__COMPLETE THE FOLLOWING__:
1 - The biographical text below mentions several countries where Abraham Kattumana served at nunciatures as a Vatican diplomat. List all of those countries.
2 - In the biographical text below, on what date was Abraham Kattumana ordained a priest?

__TEXT EXCERPT__:
—————

Roman Catholic archbishop (1944–1995)

Abraham Kattumana (21 January 1944 – 4 April 1995) was an Indian Catholic Archbishop. He was the Pontifical Delegate of Syro-Malabar Catholic Church with the powers of the Major Archbishop vested in him by Pope John Paul II. Previously, he had served as apostolic nuncio to Ghana, Benin, and Togo. He was a Vatican diplomat and served at the Nunciatures in Indonesia, Uruguay, Iraq, New Zealand and Great Britain.

==Early life and ordination==
Abraham Kattumana was born to George Kattumana and Marykutty George Thuruthumaliyil at Thottakam, Vaikom. After completing SSLC he joined the Sacred Heart Minor Seminary of the Archdiocese of Ernakulam on 13 June 1960. He began his philosophy studies at St Joseph's Pontifical Seminary at Alwaye in 1962. After three months he was sent to Rome for continuing the studies. From 1962 to 1969 he studied at the Pontifical Urban University and took master's degree in philosophy and theology. The young Abraham was ordained priest on 3 May 1969 in Rome by Cardinal Joseph Parecattil. Later Fr. Kattumana joined the Pontifical Ecclesiastical Academy, Rome (1969 Batch) where Vatican Diplomats are trained. In the meantime he obtained also a doctorate in Canon Law from Pontifical Urban University, Rome.

==Vatican diplomat==
On successful completion of the course at the academy he entered the diplomatic service of the Holy See in 1973. As a Vatican Diplomat he served at the Nunciatures of Indonesia, Uruguay, Iraq, New Zealand and Great Britain.

During his tenure as Pontifical Delegate to the Syro Malabar Catholic Church, the powers of Major Archbishop were vested in him, though the office was held by Mar Antony Padiyara. He died from a massive heart attack during a visit to Rome to submit his observations on the Syro Malabar Church.

==Pro-Nuncio to Ghana, Benin & Togo==
On 8 May 1991 Fr. Kattumana was elected to the titular see of Cebarades following his appointment as Pro-Nuncio to the African states of Ghana, Benin and Togo and was consecrated bishop on 3 August 1991 at Ernakulam by Cardinal Antony Padiyara.

—————

__INFORMATION GIVEN__:
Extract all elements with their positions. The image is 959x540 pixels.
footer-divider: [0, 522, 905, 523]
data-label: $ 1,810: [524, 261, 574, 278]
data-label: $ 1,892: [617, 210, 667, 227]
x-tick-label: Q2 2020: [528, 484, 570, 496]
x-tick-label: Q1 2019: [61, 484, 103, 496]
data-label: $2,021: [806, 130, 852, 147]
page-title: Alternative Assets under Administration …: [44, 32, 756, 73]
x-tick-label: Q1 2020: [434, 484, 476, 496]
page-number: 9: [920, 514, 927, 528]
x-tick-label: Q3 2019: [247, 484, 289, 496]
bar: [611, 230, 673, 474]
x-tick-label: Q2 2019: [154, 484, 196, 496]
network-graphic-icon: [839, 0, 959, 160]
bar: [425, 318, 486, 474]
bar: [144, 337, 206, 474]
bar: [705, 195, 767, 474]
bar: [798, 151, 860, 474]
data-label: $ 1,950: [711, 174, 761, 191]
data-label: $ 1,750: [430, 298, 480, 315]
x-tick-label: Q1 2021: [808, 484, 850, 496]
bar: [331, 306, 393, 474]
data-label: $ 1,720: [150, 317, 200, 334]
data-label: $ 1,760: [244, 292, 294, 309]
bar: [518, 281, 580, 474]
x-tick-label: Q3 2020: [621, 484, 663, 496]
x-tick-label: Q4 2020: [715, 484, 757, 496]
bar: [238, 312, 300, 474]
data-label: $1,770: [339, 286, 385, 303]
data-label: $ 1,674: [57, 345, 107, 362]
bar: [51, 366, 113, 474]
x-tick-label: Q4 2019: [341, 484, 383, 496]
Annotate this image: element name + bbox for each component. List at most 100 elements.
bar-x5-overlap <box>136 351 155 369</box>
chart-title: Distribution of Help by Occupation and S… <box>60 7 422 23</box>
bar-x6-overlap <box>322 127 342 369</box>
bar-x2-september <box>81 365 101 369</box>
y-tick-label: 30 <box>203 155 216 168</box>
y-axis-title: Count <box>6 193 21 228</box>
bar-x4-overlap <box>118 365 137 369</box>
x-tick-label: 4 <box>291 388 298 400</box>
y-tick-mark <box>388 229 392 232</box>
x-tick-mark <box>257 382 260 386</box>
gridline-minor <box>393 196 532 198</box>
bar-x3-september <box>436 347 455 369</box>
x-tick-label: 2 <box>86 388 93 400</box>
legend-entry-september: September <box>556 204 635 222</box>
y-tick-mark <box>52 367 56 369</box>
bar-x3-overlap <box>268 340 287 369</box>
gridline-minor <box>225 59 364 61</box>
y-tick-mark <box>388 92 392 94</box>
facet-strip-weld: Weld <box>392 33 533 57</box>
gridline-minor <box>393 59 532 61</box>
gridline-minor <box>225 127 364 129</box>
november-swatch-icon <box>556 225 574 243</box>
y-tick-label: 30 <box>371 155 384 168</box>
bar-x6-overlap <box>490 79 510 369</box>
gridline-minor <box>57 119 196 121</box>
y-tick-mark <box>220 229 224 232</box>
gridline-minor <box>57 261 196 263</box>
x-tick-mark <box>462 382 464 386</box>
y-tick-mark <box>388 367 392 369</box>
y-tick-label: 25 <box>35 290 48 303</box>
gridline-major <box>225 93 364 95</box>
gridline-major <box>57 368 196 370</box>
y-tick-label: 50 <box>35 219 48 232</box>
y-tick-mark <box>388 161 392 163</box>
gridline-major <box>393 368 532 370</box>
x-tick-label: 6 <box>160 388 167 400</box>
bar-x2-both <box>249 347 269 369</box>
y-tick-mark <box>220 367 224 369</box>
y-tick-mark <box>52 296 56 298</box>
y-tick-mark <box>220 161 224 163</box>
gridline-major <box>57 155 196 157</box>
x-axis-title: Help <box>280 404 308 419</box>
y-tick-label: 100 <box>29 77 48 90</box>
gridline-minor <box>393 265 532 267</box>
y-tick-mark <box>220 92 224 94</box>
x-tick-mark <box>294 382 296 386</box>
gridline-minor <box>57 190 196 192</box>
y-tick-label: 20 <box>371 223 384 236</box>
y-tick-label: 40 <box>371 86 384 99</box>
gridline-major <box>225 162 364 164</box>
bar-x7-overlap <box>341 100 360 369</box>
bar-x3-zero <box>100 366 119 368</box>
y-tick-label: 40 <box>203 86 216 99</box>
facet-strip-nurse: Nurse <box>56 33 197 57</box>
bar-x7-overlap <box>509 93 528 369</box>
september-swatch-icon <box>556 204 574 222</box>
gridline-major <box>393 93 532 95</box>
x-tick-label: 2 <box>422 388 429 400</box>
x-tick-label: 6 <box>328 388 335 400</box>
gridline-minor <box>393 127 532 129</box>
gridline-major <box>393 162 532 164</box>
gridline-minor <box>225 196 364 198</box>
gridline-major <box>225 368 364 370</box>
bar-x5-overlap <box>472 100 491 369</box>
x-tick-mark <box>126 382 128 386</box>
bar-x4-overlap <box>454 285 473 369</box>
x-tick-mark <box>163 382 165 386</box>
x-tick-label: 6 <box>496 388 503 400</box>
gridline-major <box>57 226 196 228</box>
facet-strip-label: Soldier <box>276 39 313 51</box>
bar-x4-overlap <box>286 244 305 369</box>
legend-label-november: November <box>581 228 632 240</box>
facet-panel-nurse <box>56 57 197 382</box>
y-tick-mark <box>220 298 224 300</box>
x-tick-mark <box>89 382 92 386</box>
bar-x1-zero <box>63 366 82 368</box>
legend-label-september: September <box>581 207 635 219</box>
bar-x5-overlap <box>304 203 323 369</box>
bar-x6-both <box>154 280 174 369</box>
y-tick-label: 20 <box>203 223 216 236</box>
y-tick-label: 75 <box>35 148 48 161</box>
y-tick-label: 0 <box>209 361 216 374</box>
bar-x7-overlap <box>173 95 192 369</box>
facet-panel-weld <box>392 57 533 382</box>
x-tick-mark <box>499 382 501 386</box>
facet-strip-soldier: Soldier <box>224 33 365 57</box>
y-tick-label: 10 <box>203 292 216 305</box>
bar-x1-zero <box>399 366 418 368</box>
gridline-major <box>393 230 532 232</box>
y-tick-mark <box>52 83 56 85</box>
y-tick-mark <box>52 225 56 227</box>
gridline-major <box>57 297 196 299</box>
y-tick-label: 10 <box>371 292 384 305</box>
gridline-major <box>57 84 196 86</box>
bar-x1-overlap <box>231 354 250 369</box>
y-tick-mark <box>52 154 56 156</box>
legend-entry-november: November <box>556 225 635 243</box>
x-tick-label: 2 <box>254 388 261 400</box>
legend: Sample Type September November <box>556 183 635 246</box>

—————

__RESULTS OF THE TASKS__:
1 - Indonesia, Uruguay, Iraq, New Zealand, Great Britain

2 - 3 May 1969